# Work to be completed
In the listing that follows, count each line containing the string "right" and report only the count.

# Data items
+ + + + + + +

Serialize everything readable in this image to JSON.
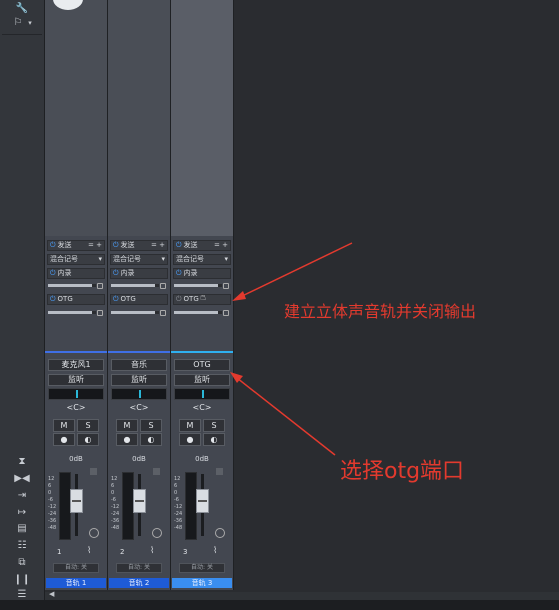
{
  "left_toolbar": {
    "top_icons": [
      "wrench-icon",
      "input-icon",
      "dropdown-arrow-icon"
    ],
    "bottom_icons": [
      "collapse-up-icon",
      "expand-horizontal-icon",
      "arrow-right-bar-icon",
      "arrow-bar-right-icon",
      "panel-icon",
      "keyboard-icon",
      "layers-icon",
      "bars-icon",
      "list-icon"
    ]
  },
  "strips": [
    {
      "send_label": "发送",
      "mix_label": "混合记号",
      "insert_label": "内录",
      "otg_label": "OTG",
      "input_name": "麦克风1",
      "monitor_label": "监听",
      "pan_label": "<C>",
      "mute_label": "M",
      "solo_label": "S",
      "level_label": "0dB",
      "number": "1",
      "auto_label": "自动: 关",
      "track_name": "音轨 1",
      "fader_level": 0.62
    },
    {
      "send_label": "发送",
      "mix_label": "混合记号",
      "insert_label": "内录",
      "otg_label": "OTG",
      "input_name": "音乐",
      "monitor_label": "监听",
      "pan_label": "<C>",
      "mute_label": "M",
      "solo_label": "S",
      "level_label": "0dB",
      "number": "2",
      "auto_label": "自动: 关",
      "track_name": "音轨 2",
      "fader_level": 0.62
    },
    {
      "send_label": "发送",
      "mix_label": "混合记号",
      "insert_label": "内录",
      "otg_label": "OTG",
      "input_name": "OTG",
      "monitor_label": "监听",
      "pan_label": "<C>",
      "mute_label": "M",
      "solo_label": "S",
      "level_label": "0dB",
      "number": "3",
      "auto_label": "自动: 关",
      "track_name": "音轨 3",
      "fader_level": 0.62
    }
  ],
  "fader_scale": [
    "12",
    "6",
    "0",
    "-6",
    "-12",
    "-24",
    "-36",
    "-48"
  ],
  "annotations": [
    {
      "text": "建立立体声音轨并关闭输出",
      "color": "#e33a2e"
    },
    {
      "text": "选择otg端口",
      "color": "#e33a2e"
    }
  ]
}
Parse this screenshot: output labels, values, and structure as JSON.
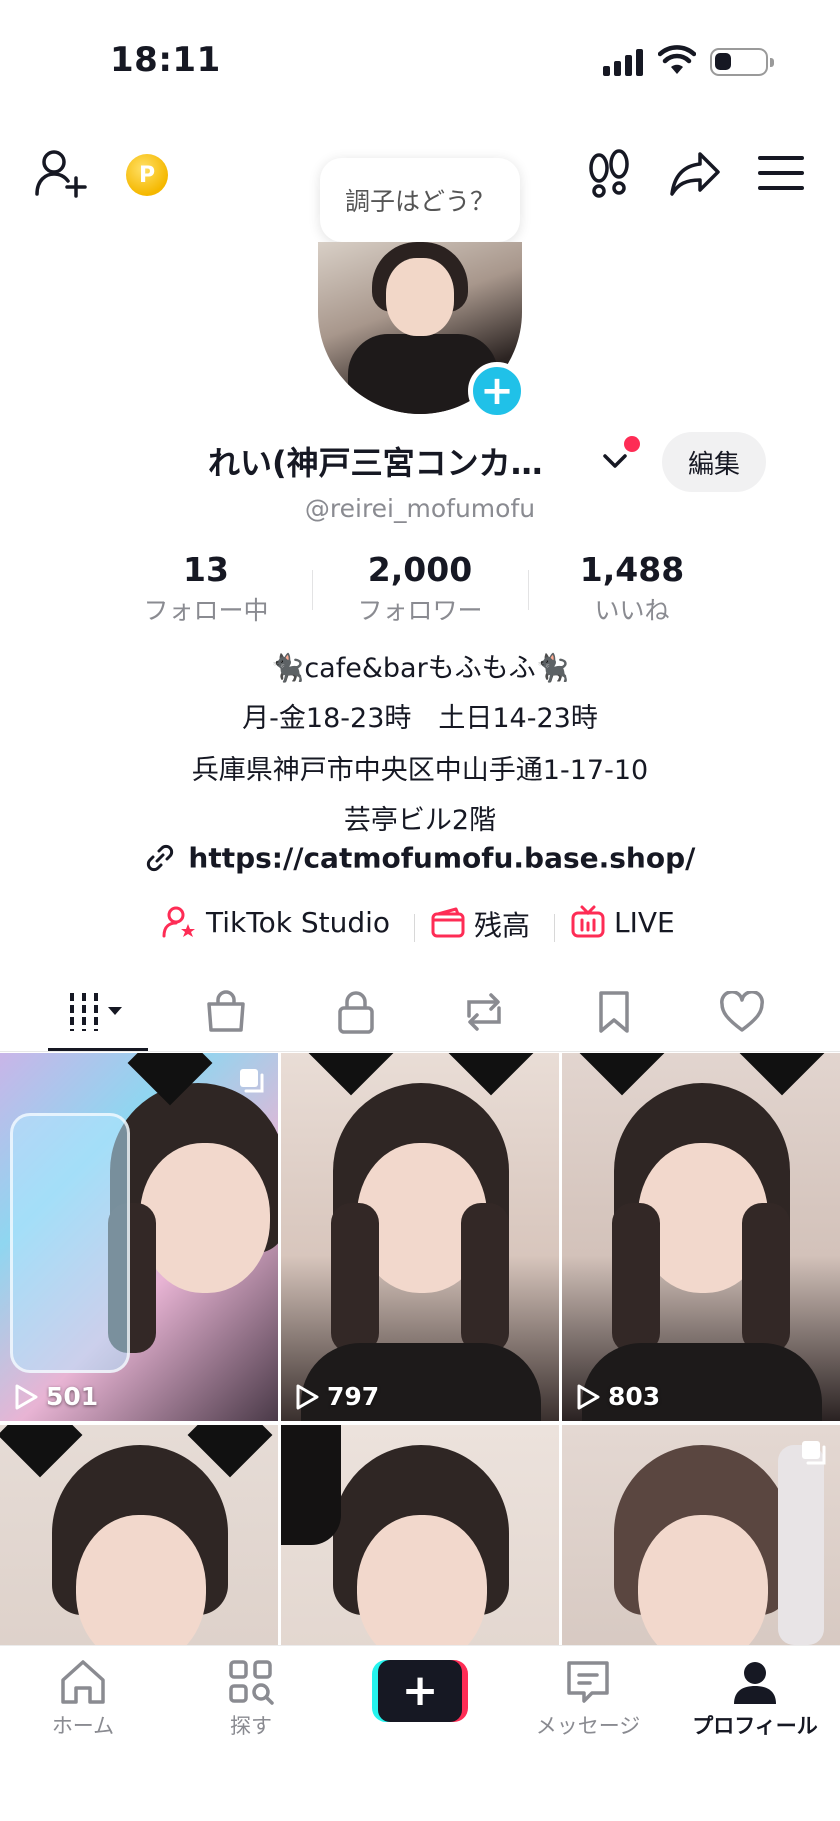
{
  "status_bar": {
    "time": "18:11"
  },
  "header": {
    "coin_icon": "coin-p-icon",
    "coin_letter": "P",
    "status_prompt": "調子はどう？"
  },
  "profile": {
    "display_name": "れい(神戸三宮コンカ…",
    "edit_label": "編集",
    "username": "@reirei_mofumofu",
    "stats": [
      {
        "value": "13",
        "label": "フォロー中"
      },
      {
        "value": "2,000",
        "label": "フォロワー"
      },
      {
        "value": "1,488",
        "label": "いいね"
      }
    ],
    "bio": {
      "line1": "🐈‍⬛cafe&barもふもふ🐈‍⬛",
      "line2": "月-金18-23時　土日14-23時",
      "line3": "兵庫県神戸市中央区中山手通1-17-10",
      "line4": "芸亭ビル2階",
      "link": "https://catmofumofu.base.shop/"
    },
    "tools": {
      "studio": "TikTok Studio",
      "balance": "残高",
      "live": "LIVE"
    }
  },
  "videos": [
    {
      "views": "501"
    },
    {
      "views": "797"
    },
    {
      "views": "803"
    },
    {
      "views": ""
    },
    {
      "views": ""
    },
    {
      "views": ""
    }
  ],
  "bottom_nav": {
    "home": "ホーム",
    "explore": "探す",
    "messages": "メッセージ",
    "profile": "プロフィール"
  },
  "colors": {
    "accent": "#fe2c55",
    "cyan": "#25f4ee",
    "badge_blue": "#20c1e8",
    "text": "#161823",
    "muted": "#8a8b91"
  }
}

+ + + + + + +

# Expected answer
2